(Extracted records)
====================

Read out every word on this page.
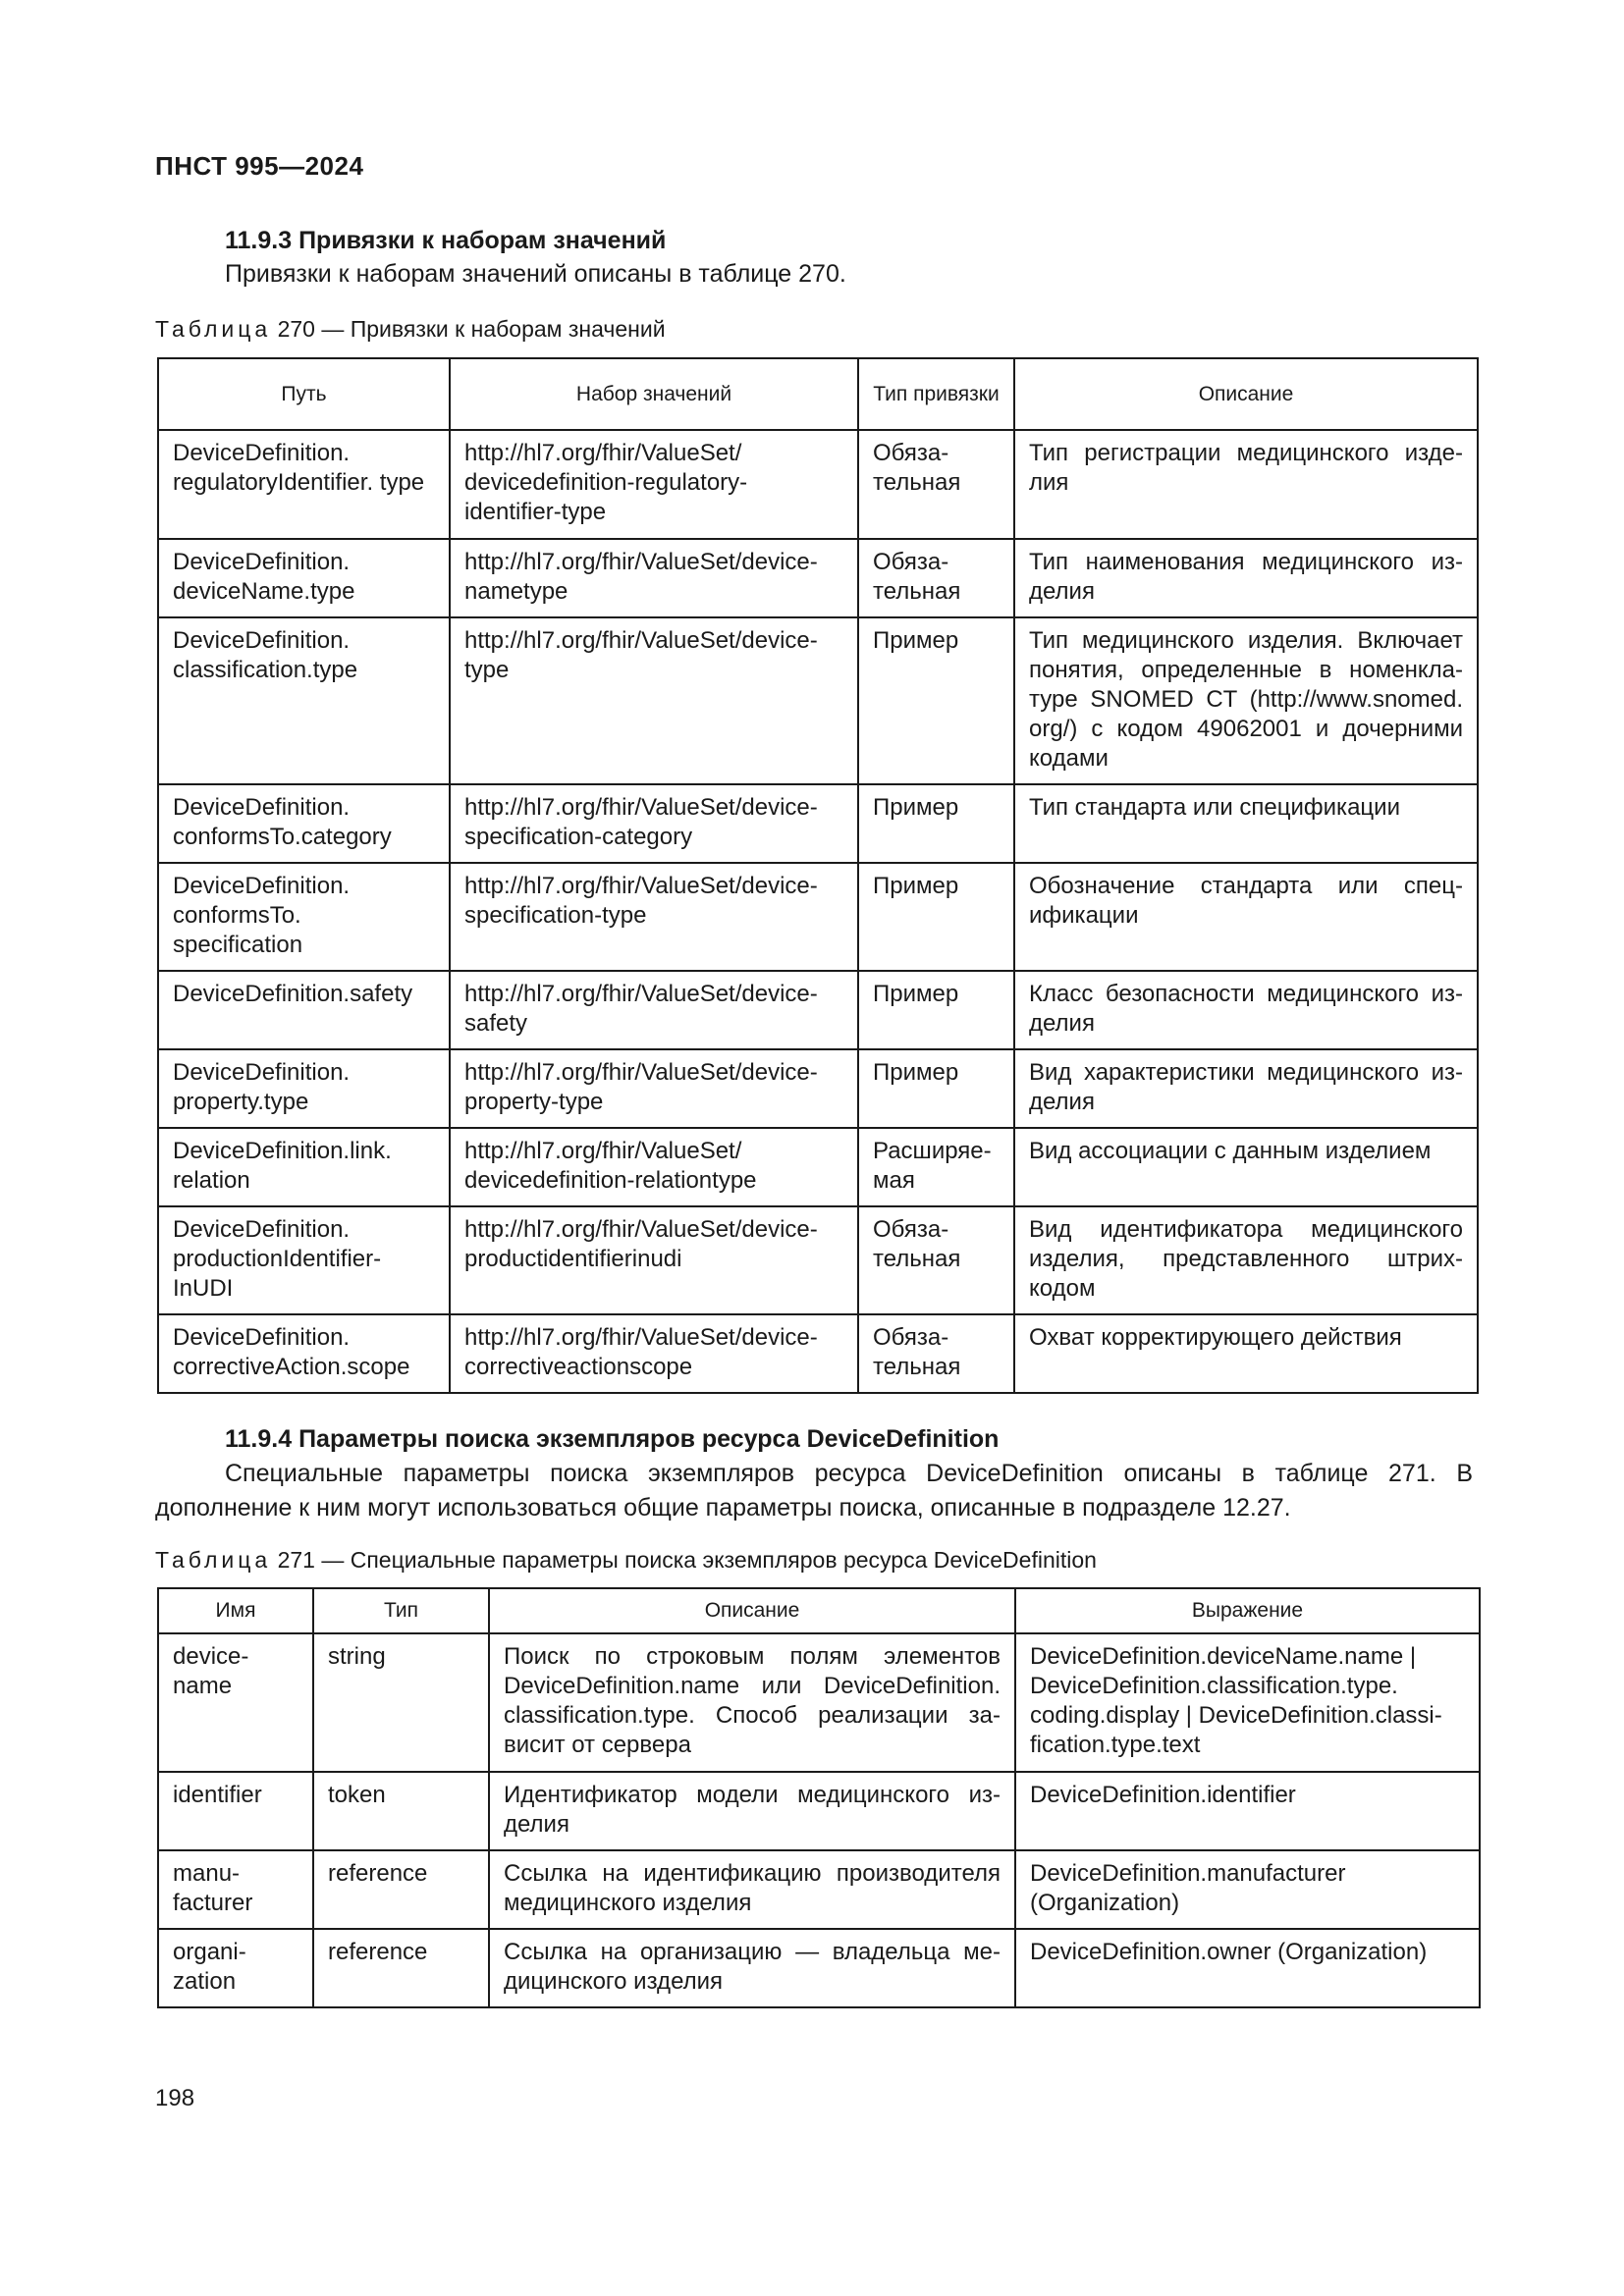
ПНСТ 995—2024
11.9.3 Привязки к наборам значений
Привязки к наборам значений описаны в таблице 270.
Таблица 270 — Привязки к наборам значений
Путь	Набор значений	Тип привязки	Описание
DeviceDefinition. regulatoryIdentifier. type	http://hl7.org/fhir/ValueSet/ devicedefinition-regulatory- identifier-type	Обяза- тельная	Тип регистрации медицинского изде- лия
DeviceDefinition. deviceName.type	http://hl7.org/fhir/ValueSet/device- nametype	Обяза- тельная	Тип наименования медицинского из- делия
DeviceDefinition. classification.type	http://hl7.org/fhir/ValueSet/device- type	Пример	Тип медицинского изделия. Включает понятия, определенные в номенкла- туре SNOMED CT (http://www.snomed. org/) с кодом 49062001 и дочерними кодами
DeviceDefinition. conformsTo.category	http://hl7.org/fhir/ValueSet/device- specification-category	Пример	Тип стандарта или спецификации
DeviceDefinition. conformsTo. specification	http://hl7.org/fhir/ValueSet/device- specification-type	Пример	Обозначение стандарта или спец- ификации
DeviceDefinition.safety	http://hl7.org/fhir/ValueSet/device- safety	Пример	Класс безопасности медицинского из- делия
DeviceDefinition. property.type	http://hl7.org/fhir/ValueSet/device- property-type	Пример	Вид характеристики медицинского из- делия
DeviceDefinition.link. relation	http://hl7.org/fhir/ValueSet/ devicedefinition-relationtype	Расширяе- мая	Вид ассоциации с данным изделием
DeviceDefinition. productionIdentifier- InUDI	http://hl7.org/fhir/ValueSet/device- productidentifierinudi	Обяза- тельная	Вид идентификатора медицинского изделия, представленного штрих- кодом
DeviceDefinition. correctiveAction.scope	http://hl7.org/fhir/ValueSet/device- correctiveactionscope	Обяза- тельная	Охват корректирующего действия
11.9.4 Параметры поиска экземпляров ресурса DeviceDefinition
Специальные параметры поиска экземпляров ресурса DeviceDefinition описаны в таблице 271. В дополнение к ним могут использоваться общие параметры поиска, описанные в подразделе 12.27.
Таблица 271 — Специальные параметры поиска экземпляров ресурса DeviceDefinition
Имя	Тип	Описание	Выражение
device- name	string	Поиск по строковым полям элементов DeviceDefinition.name или DeviceDefinition. classification.type. Способ реализации за- висит от сервера	DeviceDefinition.deviceName.name | DeviceDefinition.classification.type. coding.display | DeviceDefinition.classi- fication.type.text
identifier	token	Идентификатор модели медицинского из- делия	DeviceDefinition.identifier
manu- facturer	reference	Ссылка на идентификацию производителя медицинского изделия	DeviceDefinition.manufacturer (Organization)
organi- zation	reference	Ссылка на организацию — владельца ме- дицинского изделия	DeviceDefinition.owner (Organization)
198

====================

--- Request ---
The records above must be transcribed exactly. Pictures are left out of the copy.

--- Exercise answer ---
Read out every word on this page.
ПНСТ 995—2024
11.9.3 Привязки к наборам значений
Привязки к наборам значений описаны в таблице 270.
Таблица 270 — Привязки к наборам значений
Путь	Набор значений	Тип привязки	Описание
DeviceDefinition. regulatoryIdentifier. type	http://hl7.org/fhir/ValueSet/ devicedefinition-regulatory- identifier-type	Обяза- тельная	Тип регистрации медицинского изде- лия
DeviceDefinition. deviceName.type	http://hl7.org/fhir/ValueSet/device- nametype	Обяза- тельная	Тип наименования медицинского из- делия
DeviceDefinition. classification.type	http://hl7.org/fhir/ValueSet/device- type	Пример	Тип медицинского изделия. Включает понятия, определенные в номенкла- туре SNOMED CT (http://www.snomed. org/) с кодом 49062001 и дочерними кодами
DeviceDefinition. conformsTo.category	http://hl7.org/fhir/ValueSet/device- specification-category	Пример	Тип стандарта или спецификации
DeviceDefinition. conformsTo. specification	http://hl7.org/fhir/ValueSet/device- specification-type	Пример	Обозначение стандарта или спец- ификации
DeviceDefinition.safety	http://hl7.org/fhir/ValueSet/device- safety	Пример	Класс безопасности медицинского из- делия
DeviceDefinition. property.type	http://hl7.org/fhir/ValueSet/device- property-type	Пример	Вид характеристики медицинского из- делия
DeviceDefinition.link. relation	http://hl7.org/fhir/ValueSet/ devicedefinition-relationtype	Расширяе- мая	Вид ассоциации с данным изделием
DeviceDefinition. productionIdentifier- InUDI	http://hl7.org/fhir/ValueSet/device- productidentifierinudi	Обяза- тельная	Вид идентификатора медицинского изделия, представленного штрих- кодом
DeviceDefinition. correctiveAction.scope	http://hl7.org/fhir/ValueSet/device- correctiveactionscope	Обяза- тельная	Охват корректирующего действия
11.9.4 Параметры поиска экземпляров ресурса DeviceDefinition
Специальные параметры поиска экземпляров ресурса DeviceDefinition описаны в таблице 271. В дополнение к ним могут использоваться общие параметры поиска, описанные в подразделе 12.27.
Таблица 271 — Специальные параметры поиска экземпляров ресурса DeviceDefinition
Имя	Тип	Описание	Выражение
device- name	string	Поиск по строковым полям элементов DeviceDefinition.name или DeviceDefinition. classification.type. Способ реализации за- висит от сервера	DeviceDefinition.deviceName.name | DeviceDefinition.classification.type. coding.display | DeviceDefinition.classi- fication.type.text
identifier	token	Идентификатор модели медицинского из- делия	DeviceDefinition.identifier
manu- facturer	reference	Ссылка на идентификацию производителя медицинского изделия	DeviceDefinition.manufacturer (Organization)
organi- zation	reference	Ссылка на организацию — владельца ме- дицинского изделия	DeviceDefinition.owner (Organization)
198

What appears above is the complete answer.